[start Input records]

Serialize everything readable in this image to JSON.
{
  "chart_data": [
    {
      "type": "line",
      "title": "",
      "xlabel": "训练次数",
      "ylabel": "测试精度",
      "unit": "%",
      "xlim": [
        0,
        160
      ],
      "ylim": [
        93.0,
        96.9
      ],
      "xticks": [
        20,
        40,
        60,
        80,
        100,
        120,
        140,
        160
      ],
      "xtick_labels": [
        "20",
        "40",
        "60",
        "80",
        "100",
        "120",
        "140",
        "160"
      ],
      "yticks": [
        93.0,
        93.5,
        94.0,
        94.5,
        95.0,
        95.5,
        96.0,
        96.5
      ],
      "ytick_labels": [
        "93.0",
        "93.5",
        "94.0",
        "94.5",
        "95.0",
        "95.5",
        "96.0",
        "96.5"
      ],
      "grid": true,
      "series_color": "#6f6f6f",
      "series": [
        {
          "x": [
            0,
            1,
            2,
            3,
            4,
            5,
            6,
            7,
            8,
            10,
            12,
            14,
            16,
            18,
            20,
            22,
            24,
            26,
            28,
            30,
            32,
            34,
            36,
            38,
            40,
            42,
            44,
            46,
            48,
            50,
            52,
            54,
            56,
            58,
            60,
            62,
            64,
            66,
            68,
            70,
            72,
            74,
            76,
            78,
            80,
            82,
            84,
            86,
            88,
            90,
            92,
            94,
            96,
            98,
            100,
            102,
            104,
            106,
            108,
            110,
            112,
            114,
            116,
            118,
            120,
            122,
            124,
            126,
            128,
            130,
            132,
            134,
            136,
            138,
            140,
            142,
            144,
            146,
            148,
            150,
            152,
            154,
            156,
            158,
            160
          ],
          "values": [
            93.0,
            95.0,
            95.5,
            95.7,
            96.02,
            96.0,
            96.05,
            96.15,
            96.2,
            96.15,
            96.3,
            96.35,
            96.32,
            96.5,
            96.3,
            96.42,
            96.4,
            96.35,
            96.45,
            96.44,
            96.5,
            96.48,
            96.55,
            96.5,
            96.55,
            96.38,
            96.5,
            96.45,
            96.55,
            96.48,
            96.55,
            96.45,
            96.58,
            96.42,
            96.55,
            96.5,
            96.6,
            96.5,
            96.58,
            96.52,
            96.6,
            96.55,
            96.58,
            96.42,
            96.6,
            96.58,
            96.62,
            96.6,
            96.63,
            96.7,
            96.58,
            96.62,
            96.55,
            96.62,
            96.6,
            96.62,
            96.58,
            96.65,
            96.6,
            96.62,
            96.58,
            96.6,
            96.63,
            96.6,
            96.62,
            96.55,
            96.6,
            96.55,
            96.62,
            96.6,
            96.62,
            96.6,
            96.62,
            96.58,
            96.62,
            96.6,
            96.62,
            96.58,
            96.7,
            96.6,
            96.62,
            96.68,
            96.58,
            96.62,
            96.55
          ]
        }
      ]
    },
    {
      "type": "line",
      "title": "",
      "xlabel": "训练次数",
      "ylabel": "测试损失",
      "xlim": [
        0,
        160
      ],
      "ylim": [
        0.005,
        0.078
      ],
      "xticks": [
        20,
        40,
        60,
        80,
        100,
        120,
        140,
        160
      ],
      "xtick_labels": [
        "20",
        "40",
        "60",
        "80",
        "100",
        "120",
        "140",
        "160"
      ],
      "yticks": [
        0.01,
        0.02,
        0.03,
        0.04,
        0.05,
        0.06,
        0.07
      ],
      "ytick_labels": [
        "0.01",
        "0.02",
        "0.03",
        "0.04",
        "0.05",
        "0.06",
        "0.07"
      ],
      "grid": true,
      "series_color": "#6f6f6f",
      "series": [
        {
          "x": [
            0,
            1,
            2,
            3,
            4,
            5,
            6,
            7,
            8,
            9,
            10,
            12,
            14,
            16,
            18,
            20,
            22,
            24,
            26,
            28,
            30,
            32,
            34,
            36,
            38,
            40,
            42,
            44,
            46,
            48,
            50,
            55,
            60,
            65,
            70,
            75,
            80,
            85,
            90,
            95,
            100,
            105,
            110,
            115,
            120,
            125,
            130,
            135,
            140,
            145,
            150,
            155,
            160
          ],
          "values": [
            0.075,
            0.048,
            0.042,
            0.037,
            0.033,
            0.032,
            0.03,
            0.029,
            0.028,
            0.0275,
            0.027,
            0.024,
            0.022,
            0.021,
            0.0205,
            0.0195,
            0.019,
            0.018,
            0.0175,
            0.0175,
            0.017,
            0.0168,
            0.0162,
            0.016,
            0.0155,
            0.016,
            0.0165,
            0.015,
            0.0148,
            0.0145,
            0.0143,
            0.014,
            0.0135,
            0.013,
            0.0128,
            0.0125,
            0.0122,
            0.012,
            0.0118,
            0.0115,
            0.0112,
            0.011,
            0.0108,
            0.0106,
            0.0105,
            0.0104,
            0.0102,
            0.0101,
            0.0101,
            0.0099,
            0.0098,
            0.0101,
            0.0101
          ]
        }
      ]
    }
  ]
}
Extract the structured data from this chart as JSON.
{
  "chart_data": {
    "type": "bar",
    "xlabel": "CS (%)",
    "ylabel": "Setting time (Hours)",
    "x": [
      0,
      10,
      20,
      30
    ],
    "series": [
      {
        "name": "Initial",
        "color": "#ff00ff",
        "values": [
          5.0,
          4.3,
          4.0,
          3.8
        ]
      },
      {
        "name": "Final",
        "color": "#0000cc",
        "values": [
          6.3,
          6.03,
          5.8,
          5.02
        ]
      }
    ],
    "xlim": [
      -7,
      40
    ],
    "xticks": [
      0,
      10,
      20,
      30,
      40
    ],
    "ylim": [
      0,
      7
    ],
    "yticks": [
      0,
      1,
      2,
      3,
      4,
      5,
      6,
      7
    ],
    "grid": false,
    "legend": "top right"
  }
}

[end Input records]

What you will do:
Output the data above exactly, please, line for line.

Written solution:
Serialize everything readable in this image to JSON.
{
  "chart_data": [
    {
      "type": "line",
      "title": "",
      "xlabel": "训练次数",
      "ylabel": "测试精度",
      "unit": "%",
      "xlim": [
        0,
        160
      ],
      "ylim": [
        93.0,
        96.9
      ],
      "xticks": [
        20,
        40,
        60,
        80,
        100,
        120,
        140,
        160
      ],
      "xtick_labels": [
        "20",
        "40",
        "60",
        "80",
        "100",
        "120",
        "140",
        "160"
      ],
      "yticks": [
        93.0,
        93.5,
        94.0,
        94.5,
        95.0,
        95.5,
        96.0,
        96.5
      ],
      "ytick_labels": [
        "93.0",
        "93.5",
        "94.0",
        "94.5",
        "95.0",
        "95.5",
        "96.0",
        "96.5"
      ],
      "grid": true,
      "series_color": "#6f6f6f",
      "series": [
        {
          "x": [
            0,
            1,
            2,
            3,
            4,
            5,
            6,
            7,
            8,
            10,
            12,
            14,
            16,
            18,
            20,
            22,
            24,
            26,
            28,
            30,
            32,
            34,
            36,
            38,
            40,
            42,
            44,
            46,
            48,
            50,
            52,
            54,
            56,
            58,
            60,
            62,
            64,
            66,
            68,
            70,
            72,
            74,
            76,
            78,
            80,
            82,
            84,
            86,
            88,
            90,
            92,
            94,
            96,
            98,
            100,
            102,
            104,
            106,
            108,
            110,
            112,
            114,
            116,
            118,
            120,
            122,
            124,
            126,
            128,
            130,
            132,
            134,
            136,
            138,
            140,
            142,
            144,
            146,
            148,
            150,
            152,
            154,
            156,
            158,
            160
          ],
          "values": [
            93.0,
            95.0,
            95.5,
            95.7,
            96.02,
            96.0,
            96.05,
            96.15,
            96.2,
            96.15,
            96.3,
            96.35,
            96.32,
            96.5,
            96.3,
            96.42,
            96.4,
            96.35,
            96.45,
            96.44,
            96.5,
            96.48,
            96.55,
            96.5,
            96.55,
            96.38,
            96.5,
            96.45,
            96.55,
            96.48,
            96.55,
            96.45,
            96.58,
            96.42,
            96.55,
            96.5,
            96.6,
            96.5,
            96.58,
            96.52,
            96.6,
            96.55,
            96.58,
            96.42,
            96.6,
            96.58,
            96.62,
            96.6,
            96.63,
            96.7,
            96.58,
            96.62,
            96.55,
            96.62,
            96.6,
            96.62,
            96.58,
            96.65,
            96.6,
            96.62,
            96.58,
            96.6,
            96.63,
            96.6,
            96.62,
            96.55,
            96.6,
            96.55,
            96.62,
            96.6,
            96.62,
            96.6,
            96.62,
            96.58,
            96.62,
            96.6,
            96.62,
            96.58,
            96.7,
            96.6,
            96.62,
            96.68,
            96.58,
            96.62,
            96.55
          ]
        }
      ]
    },
    {
      "type": "line",
      "title": "",
      "xlabel": "训练次数",
      "ylabel": "测试损失",
      "xlim": [
        0,
        160
      ],
      "ylim": [
        0.005,
        0.078
      ],
      "xticks": [
        20,
        40,
        60,
        80,
        100,
        120,
        140,
        160
      ],
      "xtick_labels": [
        "20",
        "40",
        "60",
        "80",
        "100",
        "120",
        "140",
        "160"
      ],
      "yticks": [
        0.01,
        0.02,
        0.03,
        0.04,
        0.05,
        0.06,
        0.07
      ],
      "ytick_labels": [
        "0.01",
        "0.02",
        "0.03",
        "0.04",
        "0.05",
        "0.06",
        "0.07"
      ],
      "grid": true,
      "series_color": "#6f6f6f",
      "series": [
        {
          "x": [
            0,
            1,
            2,
            3,
            4,
            5,
            6,
            7,
            8,
            9,
            10,
            12,
            14,
            16,
            18,
            20,
            22,
            24,
            26,
            28,
            30,
            32,
            34,
            36,
            38,
            40,
            42,
            44,
            46,
            48,
            50,
            55,
            60,
            65,
            70,
            75,
            80,
            85,
            90,
            95,
            100,
            105,
            110,
            115,
            120,
            125,
            130,
            135,
            140,
            145,
            150,
            155,
            160
          ],
          "values": [
            0.075,
            0.048,
            0.042,
            0.037,
            0.033,
            0.032,
            0.03,
            0.029,
            0.028,
            0.0275,
            0.027,
            0.024,
            0.022,
            0.021,
            0.0205,
            0.0195,
            0.019,
            0.018,
            0.0175,
            0.0175,
            0.017,
            0.0168,
            0.0162,
            0.016,
            0.0155,
            0.016,
            0.0165,
            0.015,
            0.0148,
            0.0145,
            0.0143,
            0.014,
            0.0135,
            0.013,
            0.0128,
            0.0125,
            0.0122,
            0.012,
            0.0118,
            0.0115,
            0.0112,
            0.011,
            0.0108,
            0.0106,
            0.0105,
            0.0104,
            0.0102,
            0.0101,
            0.0101,
            0.0099,
            0.0098,
            0.0101,
            0.0101
          ]
        }
      ]
    }
  ]
}
Extract the structured data from this chart as JSON.
{
  "chart_data": {
    "type": "bar",
    "xlabel": "CS (%)",
    "ylabel": "Setting time (Hours)",
    "x": [
      0,
      10,
      20,
      30
    ],
    "series": [
      {
        "name": "Initial",
        "color": "#ff00ff",
        "values": [
          5.0,
          4.3,
          4.0,
          3.8
        ]
      },
      {
        "name": "Final",
        "color": "#0000cc",
        "values": [
          6.3,
          6.03,
          5.8,
          5.02
        ]
      }
    ],
    "xlim": [
      -7,
      40
    ],
    "xticks": [
      0,
      10,
      20,
      30,
      40
    ],
    "ylim": [
      0,
      7
    ],
    "yticks": [
      0,
      1,
      2,
      3,
      4,
      5,
      6,
      7
    ],
    "grid": false,
    "legend": "top right"
  }
}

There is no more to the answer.